→ **Extract provided**:
--- Start ---

Re: [PATCH v4 1/3] cxlflash: Base error recovery support

"Matthew R. Ochs" <mrochs@xxxxxxxxxxxxxxxxxx> · Tue, 11 Aug 2015 16:45:10 -0500

> On Aug 10, 2015, at 10:41 PM, Benjamin Herrenschmidt <benh@xxxxxxxxxxxxxxxxxxx> wrote:
> 
> On Mon, 2015-08-10 at 12:09 -0500, Matthew R. Ochs wrote:
>> Introduce support for enhanced I/O error handling.
>> 
>> Signed-off-by: Matthew R. Ochs <mrochs@xxxxxxxxxxxxxxxxxx>
>> Signed-off-by: Manoj N. Kumar <manoj@xxxxxxxxxxxxxxxxxx>
>> ---
> 
> So I'm not necessarily very qualified to review SCSI bits as I haven't
> done anything close to the Linux SCSI code for almost a decade but I
> have a couple of questions and nits…

Thanks for reviewing Ben!

--- End ---

→ **Information provided**:
--- Start ---

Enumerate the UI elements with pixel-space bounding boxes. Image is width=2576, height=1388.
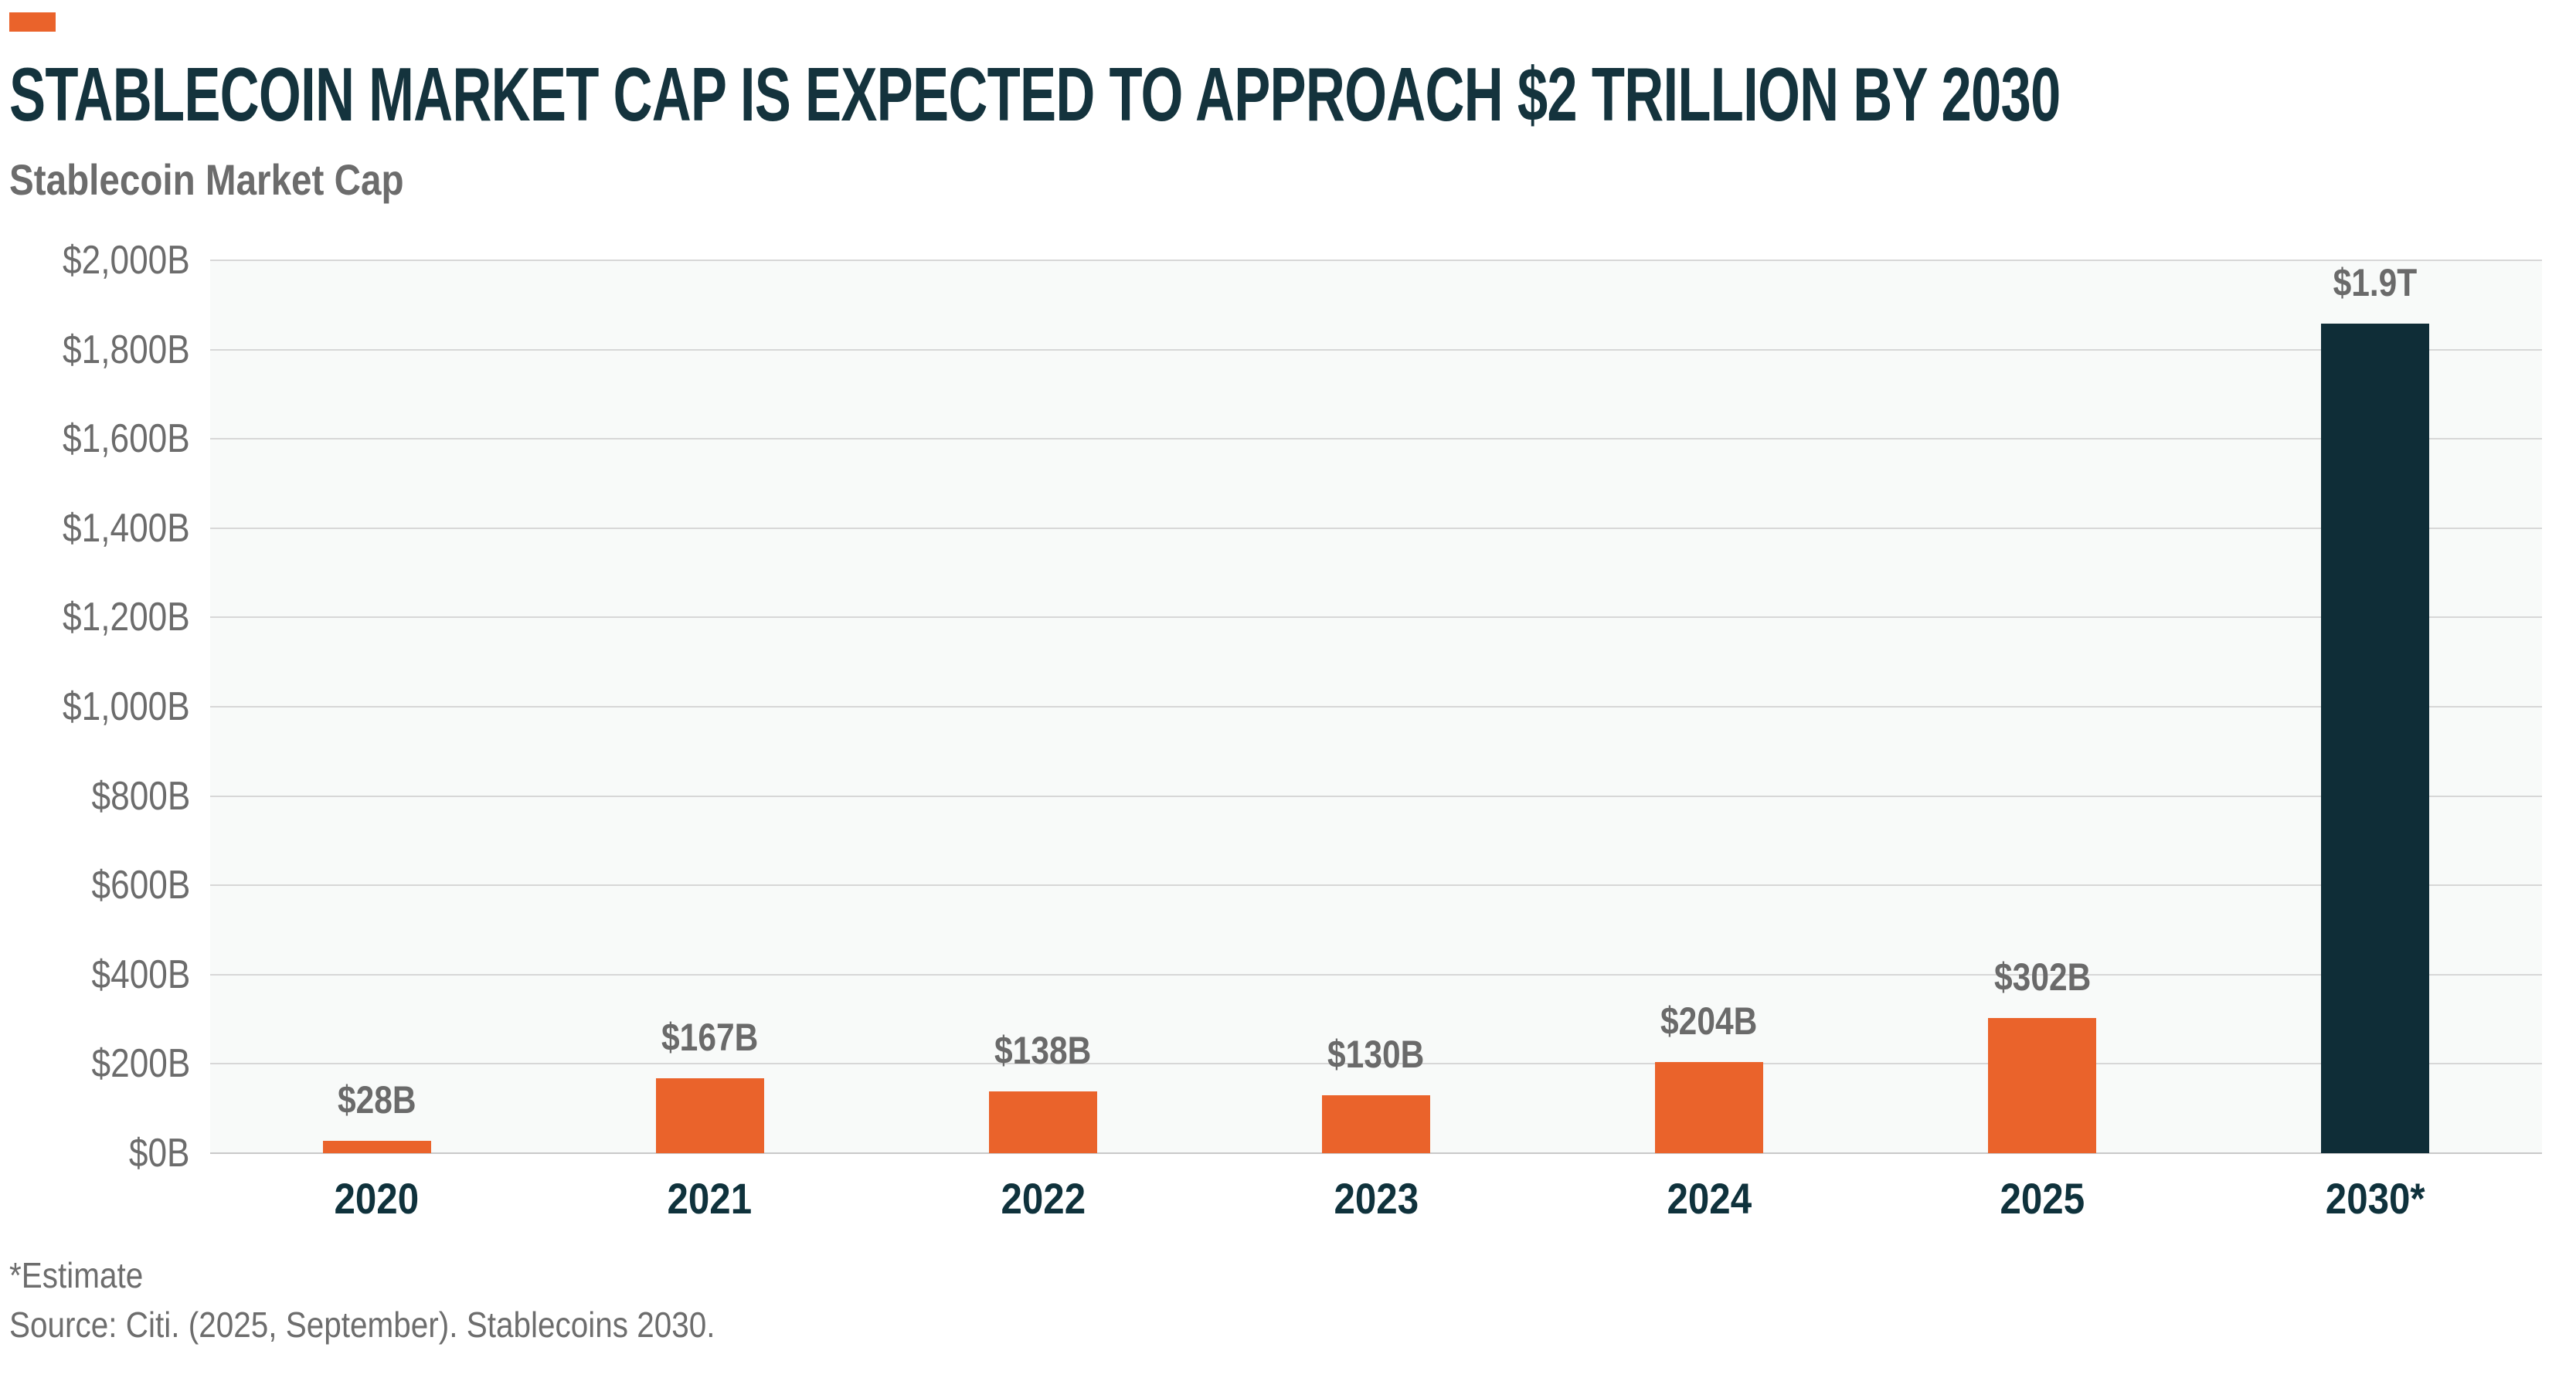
- bar-slot: $167B: [543, 260, 876, 1153]
- chart-subtitle: Stablecoin Market Cap: [9, 154, 404, 204]
- bar-2023: [1321, 1094, 1430, 1153]
- y-axis-tick-label: $2,000B: [63, 237, 190, 283]
- y-axis-tick-label: $200B: [91, 1041, 190, 1087]
- x-axis-tick-label: 2030*: [2209, 1173, 2542, 1223]
- gridline: [210, 795, 2542, 797]
- gridline: [210, 259, 2542, 261]
- y-axis-tick-label: $0B: [129, 1130, 190, 1176]
- x-axis-tick-label-text: 2030*: [2326, 1173, 2425, 1223]
- x-axis-tick-label: 2024: [1543, 1173, 1876, 1223]
- gridline: [210, 616, 2542, 619]
- x-axis-tick-label-text: 2024: [1667, 1173, 1752, 1223]
- gridline: [210, 973, 2542, 976]
- x-axis-tick-label: 2020: [210, 1173, 543, 1223]
- y-axis-tick-label: $1,800B: [63, 327, 190, 372]
- x-axis-baseline: [210, 1152, 2542, 1154]
- gridline: [210, 884, 2542, 887]
- bar-value-label: $167B: [661, 1016, 759, 1060]
- bars-layer: $28B $167B $138B $130B $204B $302B $1.9T: [210, 260, 2542, 1153]
- estimate-footnote: *Estimate: [9, 1254, 144, 1295]
- bar-2025: [1988, 1018, 2097, 1153]
- bar-value-label: $28B: [337, 1077, 416, 1122]
- bar-slot: $130B: [1209, 260, 1542, 1153]
- gridline: [210, 348, 2542, 351]
- bar-2030-estimate: [2321, 323, 2430, 1153]
- y-axis-tick-label: $1,200B: [63, 595, 190, 640]
- gridline: [210, 527, 2542, 529]
- x-axis-tick-label: 2025: [1876, 1173, 2209, 1223]
- bar-value-label: $130B: [1327, 1032, 1425, 1076]
- x-axis-tick-label: 2023: [1209, 1173, 1542, 1223]
- bar-2024: [1655, 1061, 1764, 1153]
- gridline: [210, 1063, 2542, 1065]
- x-axis-tick-label-text: 2023: [1334, 1173, 1419, 1223]
- bar-slot: $28B: [210, 260, 543, 1153]
- gridline: [210, 705, 2542, 708]
- x-axis-tick-label-text: 2021: [667, 1173, 753, 1223]
- bar-slot: $138B: [876, 260, 1209, 1153]
- bar-value-label: $138B: [994, 1029, 1092, 1073]
- x-axis-tick-label-text: 2022: [1001, 1173, 1086, 1223]
- bar-value-label: $302B: [1993, 955, 2091, 999]
- bar-2020: [322, 1140, 431, 1153]
- x-axis-tick-label-text: 2020: [334, 1173, 420, 1223]
- x-axis-tick-label-text: 2025: [2000, 1173, 2085, 1223]
- bar-2022: [988, 1091, 1097, 1153]
- y-axis-tick-label: $400B: [91, 952, 190, 997]
- x-axis-tick-label: 2022: [876, 1173, 1209, 1223]
- plot-area: $0B $200B $400B $600B $800B $1,000B $1,200B $1,…: [63, 238, 2542, 1176]
- x-axis: 2020 2021 2022 2023 2024 2025 2030*: [210, 1173, 2542, 1223]
- brand-accent-mark: [9, 12, 56, 32]
- y-axis-tick-label: $1,000B: [63, 684, 190, 729]
- bar-slot: $302B: [1876, 260, 2209, 1153]
- bar-chart: $0B $200B $400B $600B $800B $1,000B $1,200B $1,…: [63, 238, 2542, 1223]
- bar-value-label: $1.9T: [2333, 260, 2418, 304]
- y-axis-tick-label: $600B: [91, 863, 190, 908]
- source-line: Source: Citi. (2025, September). Stablec…: [9, 1304, 715, 1345]
- gridline: [210, 438, 2542, 440]
- y-axis-tick-label: $1,400B: [63, 505, 190, 551]
- y-axis-tick-label: $1,600B: [63, 416, 190, 462]
- bar-slot: $204B: [1543, 260, 1876, 1153]
- bar-2021: [655, 1078, 764, 1153]
- bar-value-label: $204B: [1660, 999, 1758, 1043]
- y-axis-tick-label: $800B: [91, 773, 190, 819]
- bar-slot: $1.9T: [2209, 260, 2542, 1153]
- x-axis-tick-label: 2021: [543, 1173, 876, 1223]
- chart-headline: STABLECOIN MARKET CAP IS EXPECTED TO APP…: [9, 52, 2061, 137]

--- End ---

→ **Stated exercise**: Copy everything in the patch review email from "Re: [PATCH v4" down to "I/O error handling.", replacing "cxlflash" with "cxl_flash". Rely only on the patch review email, not the listing.

→ **Written response**:
Re: [PATCH v4 1/3] cxl_flash: Base error recovery support

"Matthew R. Ochs" <mrochs@xxxxxxxxxxxxxxxxxx> · Tue, 11 Aug 2015 16:45:10 -0500

> On Aug 10, 2015, at 10:41 PM, Benjamin Herrenschmidt <benh@xxxxxxxxxxxxxxxxxxx> wrote:
> 
> On Mon, 2015-08-10 at 12:09 -0500, Matthew R. Ochs wrote:
>> Introduce support for enhanced I/O error handling.